▶ WHAT THE TASK ASKS: Each line below should be retyped exactly, with no pictures.

(Extracted data entries)
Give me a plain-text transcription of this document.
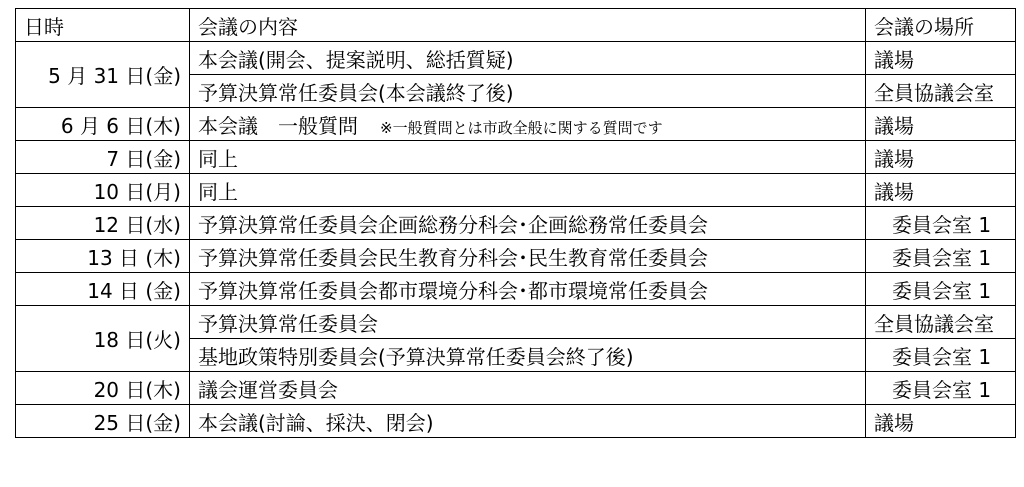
日時	会議の内容	会議の場所
5 月 31 日(金)	本会議(開会、提案説明、総括質疑)	議場
	予算決算常任委員会(本会議終了後)	全員協議会室
6 月 6 日(木)	本会議　一般質問 ※一般質問とは市政全般に関する質問です	議場
7 日(金)	同上	議場
10 日(月)	同上	議場
12 日(水)	予算決算常任委員会企画総務分科会･企画総務常任委員会	委員会室 1
13 日 (木)	予算決算常任委員会民生教育分科会･民生教育常任委員会	委員会室 1
14 日 (金)	予算決算常任委員会都市環境分科会･都市環境常任委員会	委員会室 1
18 日(火)	予算決算常任委員会	全員協議会室
	基地政策特別委員会(予算決算常任委員会終了後)	委員会室 1
20 日(木)	議会運営委員会	委員会室 1
25 日(金)	本会議(討論、採決、閉会)	議場
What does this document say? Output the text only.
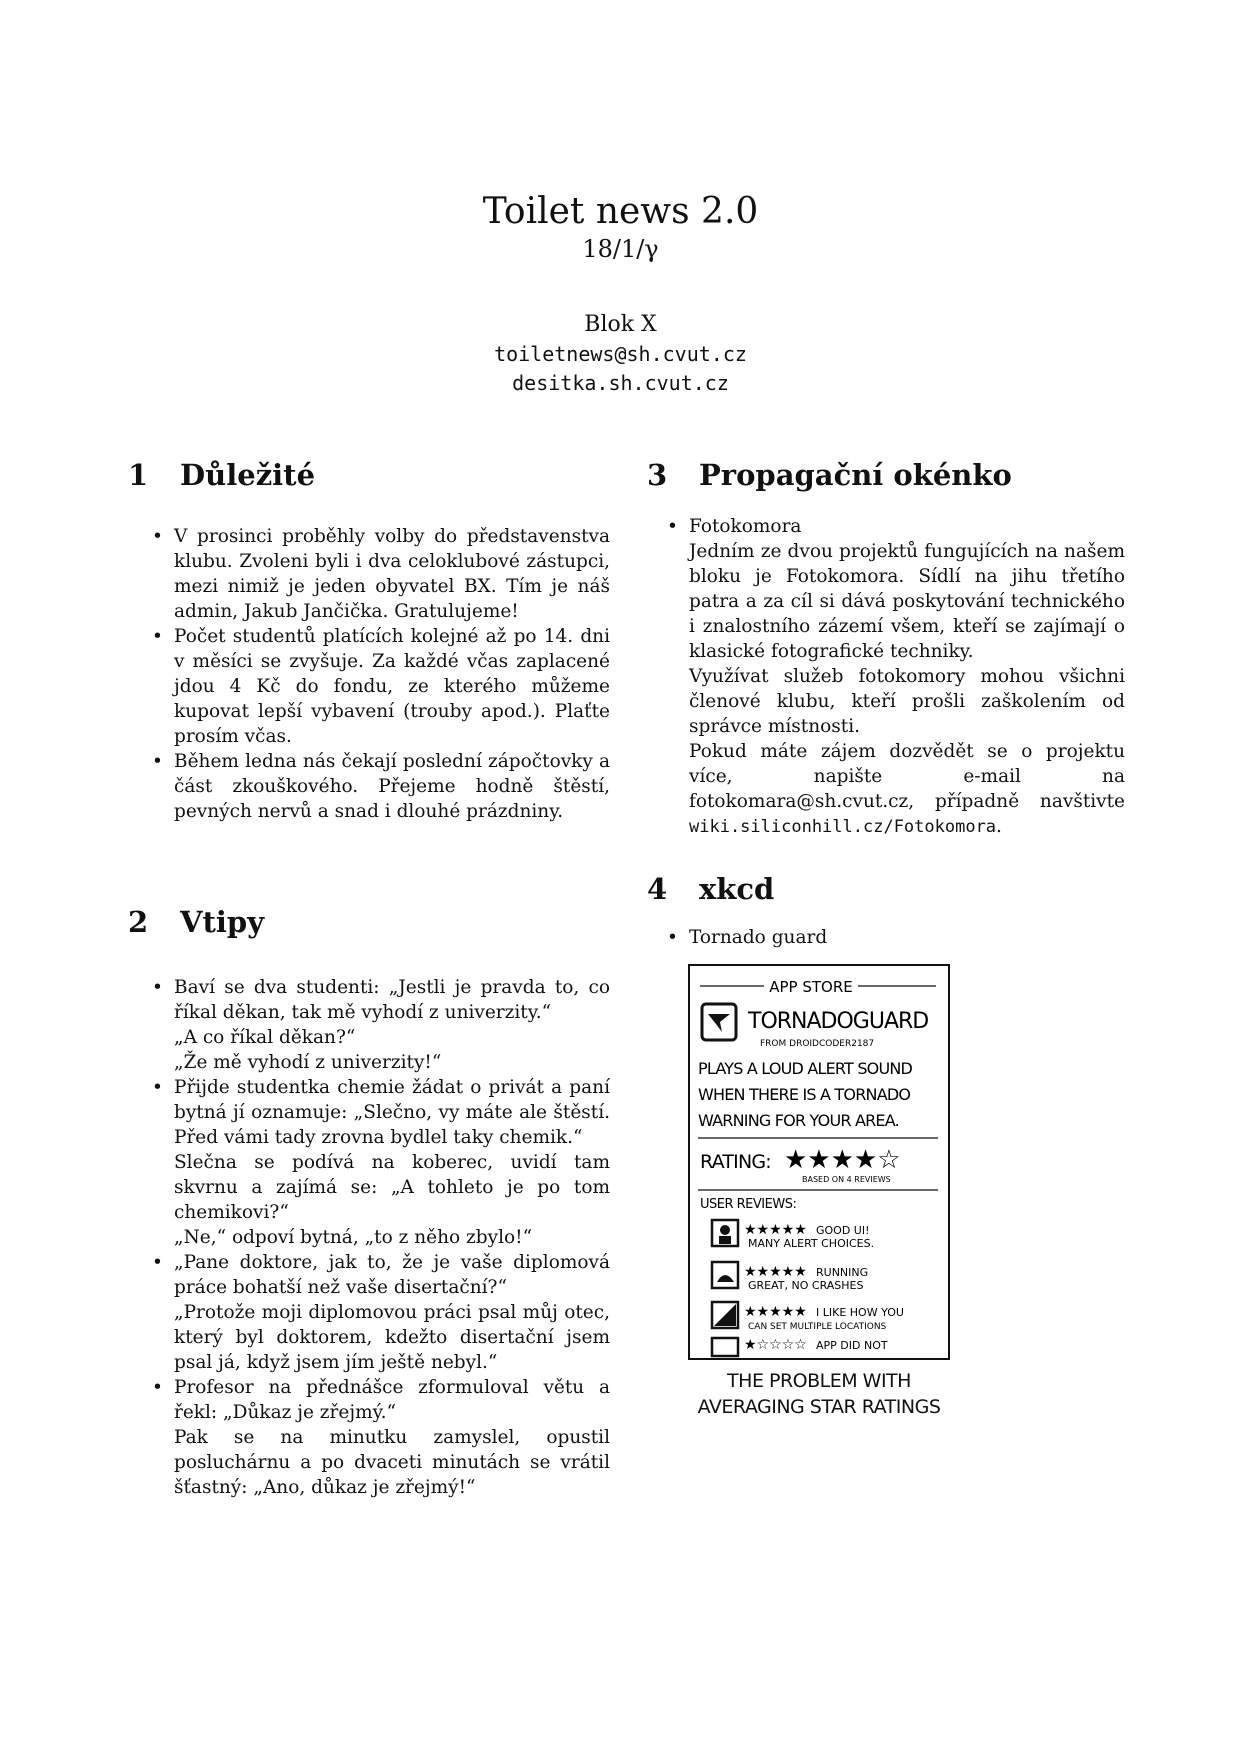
Toilet news 2.0
18/1/γ
Blok X
toiletnews@sh.cvut.cz
desitka.sh.cvut.cz
1 Důležité
• V prosinci proběhly volby do představenstva klubu. Zvoleni byli i dva celoklubové zástupci, mezi nimiž je jeden obyvatel BX. Tím je náš admin, Jakub Jančička. Gratulujeme!
• Počet studentů platících kolejné až po 14. dni v měsíci se zvyšuje. Za každé včas zaplacené jdou 4 Kč do fondu, ze kterého můžeme kupovat lepší vybavení (trouby apod.). Plaťte prosím včas.
• Během ledna nás čekají poslední zápočtovky a část zkouškového. Přejeme hodně štěstí, pevných nervů a snad i dlouhé prázdniny.
2 Vtipy
• Baví se dva studenti: „Jestli je pravda to, co říkal děkan, tak mě vyhodí z univerzity.“
„A co říkal děkan?“
„Že mě vyhodí z univerzity!“
• Přijde studentka chemie žádat o privát a paní bytná jí oznamuje: „Slečno, vy máte ale štěstí. Před vámi tady zrovna bydlel taky chemik.“
Slečna se podívá na koberec, uvidí tam skvrnu a zajímá se: „A tohleto je po tom chemikovi?“
„Ne,“ odpoví bytná, „to z něho zbylo!“
• „Pane doktore, jak to, že je vaše diplomová práce bohatší než vaše disertační?“
„Protože moji diplomovou práci psal můj otec, který byl doktorem, kdežto disertační jsem psal já, když jsem jím ještě nebyl.“
• Profesor na přednášce zformuloval větu a řekl: „Důkaz je zřejmý.“
Pak se na minutku zamyslel, opustil posluchárnu a po dvaceti minutách se vrátil šťastný: „Ano, důkaz je zřejmý!“
3 Propagační okénko
• Fotokomora
Jedním ze dvou projektů fungujících na našem bloku je Fotokomora. Sídlí na jihu třetího patra a za cíl si dává poskytování technického i znalostního zázemí všem, kteří se zajímají o klasické fotografické techniky.
Využívat služeb fotokomory mohou všichni členové klubu, kteří prošli zaškolením od správce místnosti.
Pokud máte zájem dozvědět se o projektu více, napište e-mail na fotokomara@sh.cvut.cz, případně navštivte wiki.siliconhill.cz/Fotokomora.
4 xkcd
• Tornado guard
APP STORE
TORNADOGUARD
FROM DROIDCODER2187
PLAYS A LOUD ALERT SOUND WHEN THERE IS A TORNADO WARNING FOR YOUR AREA.
RATING: ★★★★☆
BASED ON 4 REVIEWS
USER REVIEWS:
★★★★★ GOOD UI!
MANY ALERT CHOICES.
★★★★★ RUNNING
GREAT, NO CRASHES
★★★★★ I LIKE HOW YOU
CAN SET MULTIPLE LOCATIONS
★☆☆☆☆ APP DID NOT
THE PROBLEM WITH AVERAGING STAR RATINGS
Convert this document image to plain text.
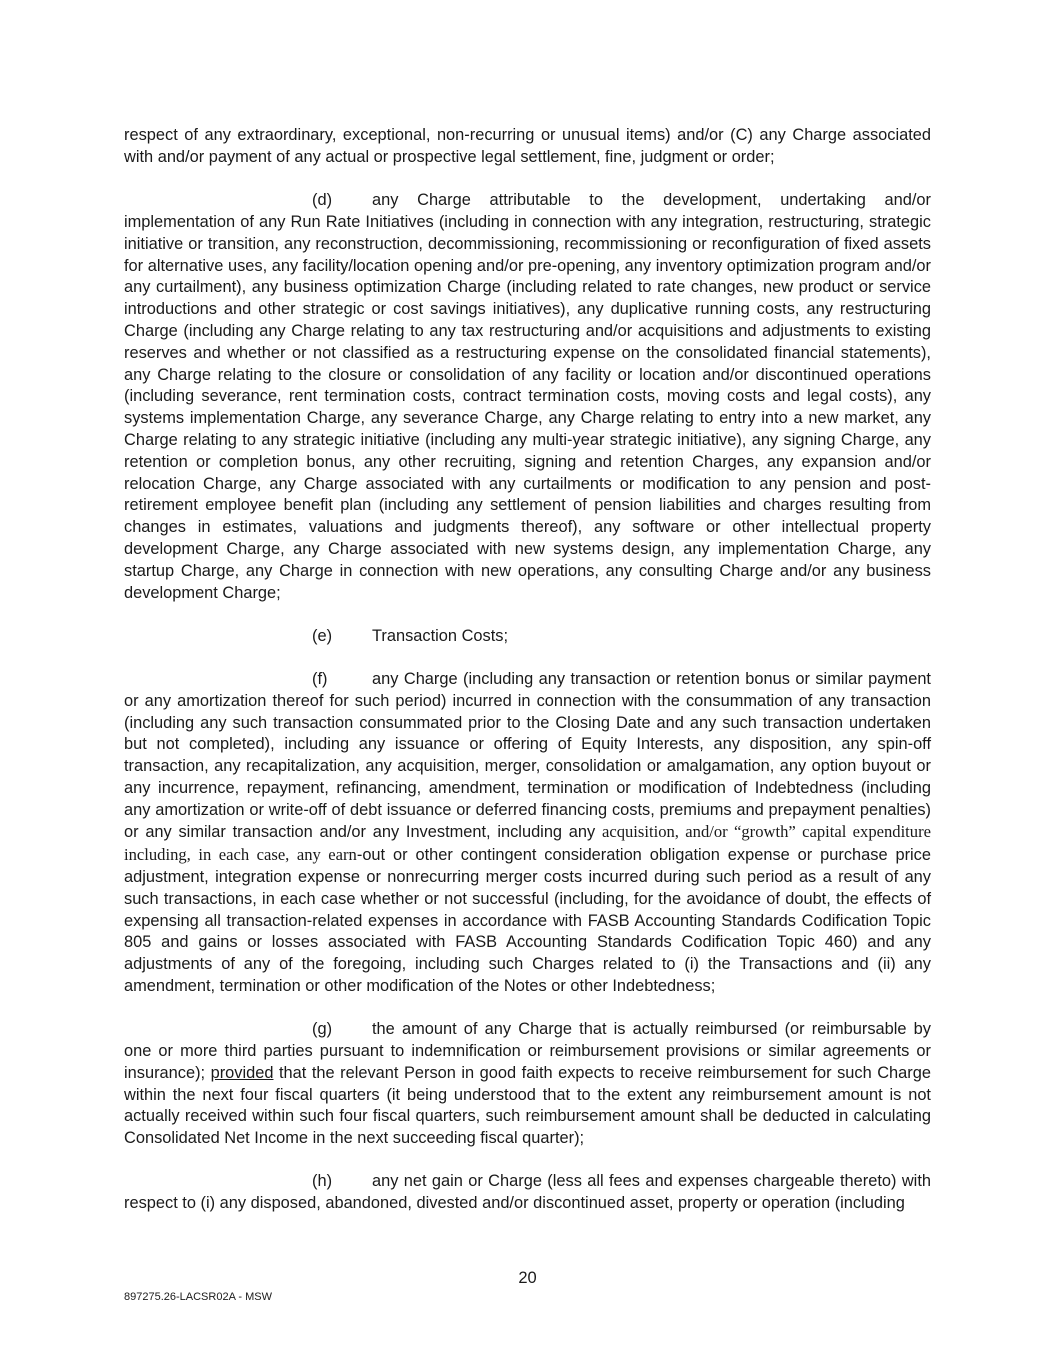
respect of any extraordinary, exceptional, non-recurring or unusual items) and/or (C) any Charge associated with and/or payment of any actual or prospective legal settlement, fine, judgment or order;

(d) any Charge attributable to the development, undertaking and/or implementation of any Run Rate Initiatives (including in connection with any integration, restructuring, strategic initiative or transition, any reconstruction, decommissioning, recommissioning or reconfiguration of fixed assets for alternative uses, any facility/location opening and/or pre-opening, any inventory optimization program and/or any curtailment), any business optimization Charge (including related to rate changes, new product or service introductions and other strategic or cost savings initiatives), any duplicative running costs, any restructuring Charge (including any Charge relating to any tax restructuring and/or acquisitions and adjustments to existing reserves and whether or not classified as a restructuring expense on the consolidated financial statements), any Charge relating to the closure or consolidation of any facility or location and/or discontinued operations (including severance, rent termination costs, contract termination costs, moving costs and legal costs), any systems implementation Charge, any severance Charge, any Charge relating to entry into a new market, any Charge relating to any strategic initiative (including any multi-year strategic initiative), any signing Charge, any retention or completion bonus, any other recruiting, signing and retention Charges, any expansion and/or relocation Charge, any Charge associated with any curtailments or modification to any pension and post-retirement employee benefit plan (including any settlement of pension liabilities and charges resulting from changes in estimates, valuations and judgments thereof), any software or other intellectual property development Charge, any Charge associated with new systems design, any implementation Charge, any startup Charge, any Charge in connection with new operations, any consulting Charge and/or any business development Charge;

(e) Transaction Costs;

(f)	any Charge (including any transaction or retention bonus or similar payment or any amortization thereof for such period) incurred in connection with the consummation of any transaction (including any such transaction consummated prior to the Closing Date and any such transaction undertaken but not completed), including any issuance or offering of Equity Interests, any disposition, any spin-off transaction, any recapitalization, any acquisition, merger, consolidation or amalgamation, any option buyout or any incurrence, repayment, refinancing, amendment, termination or modification of Indebtedness (including any amortization or write-off of debt issuance or deferred financing costs, premiums and prepayment penalties) or any similar transaction and/or any Investment, including any acquisition, and/or “growth” capital expenditure including, in each case, any earn-out or other contingent consideration obligation expense or purchase price adjustment, integration expense or nonrecurring merger costs incurred during such period as a result of any such transactions, in each case whether or not successful (including, for the avoidance of doubt, the effects of expensing all transaction-related expenses in accordance with FASB Accounting Standards Codification Topic 805 and gains or losses associated with FASB Accounting Standards Codification Topic 460) and any adjustments of any of the foregoing, including such Charges related to (i) the Transactions and (ii) any amendment, termination or other modification of the Notes or other Indebtedness;

(g) the amount of any Charge that is actually reimbursed (or reimbursable by one or more third parties pursuant to indemnification or reimbursement provisions or similar agreements or insurance); provided that the relevant Person in good faith expects to receive reimbursement for such Charge within the next four fiscal quarters (it being understood that to the extent any reimbursement amount is not actually received within such four fiscal quarters, such reimbursement amount shall be deducted in calculating Consolidated Net Income in the next succeeding fiscal quarter);

(h) any net gain or Charge (less all fees and expenses chargeable thereto) with respect to (i) any disposed, abandoned, divested and/or discontinued asset, property or operation (including

20
897275.26-LACSR02A - MSW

▶ COMPLETED EXERCISE:
Give me a plain-text transcription of this document.
日時	会議の内容	会議の場所
5 月 31 日(金)	本会議(開会、提案説明、総括質疑)	議場
	予算決算常任委員会(本会議終了後)	全員協議会室
6 月 6 日(木)	本会議　一般質問 ※一般質問とは市政全般に関する質問です	議場
7 日(金)	同上	議場
10 日(月)	同上	議場
12 日(水)	予算決算常任委員会企画総務分科会･企画総務常任委員会	委員会室 1
13 日 (木)	予算決算常任委員会民生教育分科会･民生教育常任委員会	委員会室 1
14 日 (金)	予算決算常任委員会都市環境分科会･都市環境常任委員会	委員会室 1
18 日(火)	予算決算常任委員会	全員協議会室
	基地政策特別委員会(予算決算常任委員会終了後)	委員会室 1
20 日(木)	議会運営委員会	委員会室 1
25 日(金)	本会議(討論、採決、閉会)	議場
What does this document say? Output the text only.
Toilet news 2.0
18/1/γ
Blok X
toiletnews@sh.cvut.cz
desitka.sh.cvut.cz
1 Důležité
• V prosinci proběhly volby do představenstva klubu. Zvoleni byli i dva celoklubové zástupci, mezi nimiž je jeden obyvatel BX. Tím je náš admin, Jakub Jančička. Gratulujeme!
• Počet studentů platících kolejné až po 14. dni v měsíci se zvyšuje. Za každé včas zaplacené jdou 4 Kč do fondu, ze kterého můžeme kupovat lepší vybavení (trouby apod.). Plaťte prosím včas.
• Během ledna nás čekají poslední zápočtovky a část zkouškového. Přejeme hodně štěstí, pevných nervů a snad i dlouhé prázdniny.
2 Vtipy
• Baví se dva studenti: „Jestli je pravda to, co říkal děkan, tak mě vyhodí z univerzity.“
„A co říkal děkan?“
„Že mě vyhodí z univerzity!“
• Přijde studentka chemie žádat o privát a paní bytná jí oznamuje: „Slečno, vy máte ale štěstí. Před vámi tady zrovna bydlel taky chemik.“
Slečna se podívá na koberec, uvidí tam skvrnu a zajímá se: „A tohleto je po tom chemikovi?“
„Ne,“ odpoví bytná, „to z něho zbylo!“
• „Pane doktore, jak to, že je vaše diplomová práce bohatší než vaše disertační?“
„Protože moji diplomovou práci psal můj otec, který byl doktorem, kdežto disertační jsem psal já, když jsem jím ještě nebyl.“
• Profesor na přednášce zformuloval větu a řekl: „Důkaz je zřejmý.“
Pak se na minutku zamyslel, opustil posluchárnu a po dvaceti minutách se vrátil šťastný: „Ano, důkaz je zřejmý!“
3 Propagační okénko
• Fotokomora
Jedním ze dvou projektů fungujících na našem bloku je Fotokomora. Sídlí na jihu třetího patra a za cíl si dává poskytování technického i znalostního zázemí všem, kteří se zajímají o klasické fotografické techniky.
Využívat služeb fotokomory mohou všichni členové klubu, kteří prošli zaškolením od správce místnosti.
Pokud máte zájem dozvědět se o projektu více, napište e-mail na fotokomara@sh.cvut.cz, případně navštivte wiki.siliconhill.cz/Fotokomora.
4 xkcd
• Tornado guard
APP STORE
TORNADOGUARD
FROM DROIDCODER2187
PLAYS A LOUD ALERT SOUND WHEN THERE IS A TORNADO WARNING FOR YOUR AREA.
RATING: ★★★★☆
BASED ON 4 REVIEWS
USER REVIEWS:
★★★★★ GOOD UI!
MANY ALERT CHOICES.
★★★★★ RUNNING
GREAT, NO CRASHES
★★★★★ I LIKE HOW YOU
CAN SET MULTIPLE LOCATIONS
★☆☆☆☆ APP DID NOT
THE PROBLEM WITH AVERAGING STAR RATINGS
Convert this document image to plain text.
respect of any extraordinary, exceptional, non-recurring or unusual items) and/or (C) any Charge associated with and/or payment of any actual or prospective legal settlement, fine, judgment or order;

(d) any Charge attributable to the development, undertaking and/or implementation of any Run Rate Initiatives (including in connection with any integration, restructuring, strategic initiative or transition, any reconstruction, decommissioning, recommissioning or reconfiguration of fixed assets for alternative uses, any facility/location opening and/or pre-opening, any inventory optimization program and/or any curtailment), any business optimization Charge (including related to rate changes, new product or service introductions and other strategic or cost savings initiatives), any duplicative running costs, any restructuring Charge (including any Charge relating to any tax restructuring and/or acquisitions and adjustments to existing reserves and whether or not classified as a restructuring expense on the consolidated financial statements), any Charge relating to the closure or consolidation of any facility or location and/or discontinued operations (including severance, rent termination costs, contract termination costs, moving costs and legal costs), any systems implementation Charge, any severance Charge, any Charge relating to entry into a new market, any Charge relating to any strategic initiative (including any multi-year strategic initiative), any signing Charge, any retention or completion bonus, any other recruiting, signing and retention Charges, any expansion and/or relocation Charge, any Charge associated with any curtailments or modification to any pension and post-retirement employee benefit plan (including any settlement of pension liabilities and charges resulting from changes in estimates, valuations and judgments thereof), any software or other intellectual property development Charge, any Charge associated with new systems design, any implementation Charge, any startup Charge, any Charge in connection with new operations, any consulting Charge and/or any business development Charge;

(e) Transaction Costs;

(f)	any Charge (including any transaction or retention bonus or similar payment or any amortization thereof for such period) incurred in connection with the consummation of any transaction (including any such transaction consummated prior to the Closing Date and any such transaction undertaken but not completed), including any issuance or offering of Equity Interests, any disposition, any spin-off transaction, any recapitalization, any acquisition, merger, consolidation or amalgamation, any option buyout or any incurrence, repayment, refinancing, amendment, termination or modification of Indebtedness (including any amortization or write-off of debt issuance or deferred financing costs, premiums and prepayment penalties) or any similar transaction and/or any Investment, including any acquisition, and/or “growth” capital expenditure including, in each case, any earn-out or other contingent consideration obligation expense or purchase price adjustment, integration expense or nonrecurring merger costs incurred during such period as a result of any such transactions, in each case whether or not successful (including, for the avoidance of doubt, the effects of expensing all transaction-related expenses in accordance with FASB Accounting Standards Codification Topic 805 and gains or losses associated with FASB Accounting Standards Codification Topic 460) and any adjustments of any of the foregoing, including such Charges related to (i) the Transactions and (ii) any amendment, termination or other modification of the Notes or other Indebtedness;

(g) the amount of any Charge that is actually reimbursed (or reimbursable by one or more third parties pursuant to indemnification or reimbursement provisions or similar agreements or insurance); provided that the relevant Person in good faith expects to receive reimbursement for such Charge within the next four fiscal quarters (it being understood that to the extent any reimbursement amount is not actually received within such four fiscal quarters, such reimbursement amount shall be deducted in calculating Consolidated Net Income in the next succeeding fiscal quarter);

(h) any net gain or Charge (less all fees and expenses chargeable thereto) with respect to (i) any disposed, abandoned, divested and/or discontinued asset, property or operation (including

20
897275.26-LACSR02A - MSW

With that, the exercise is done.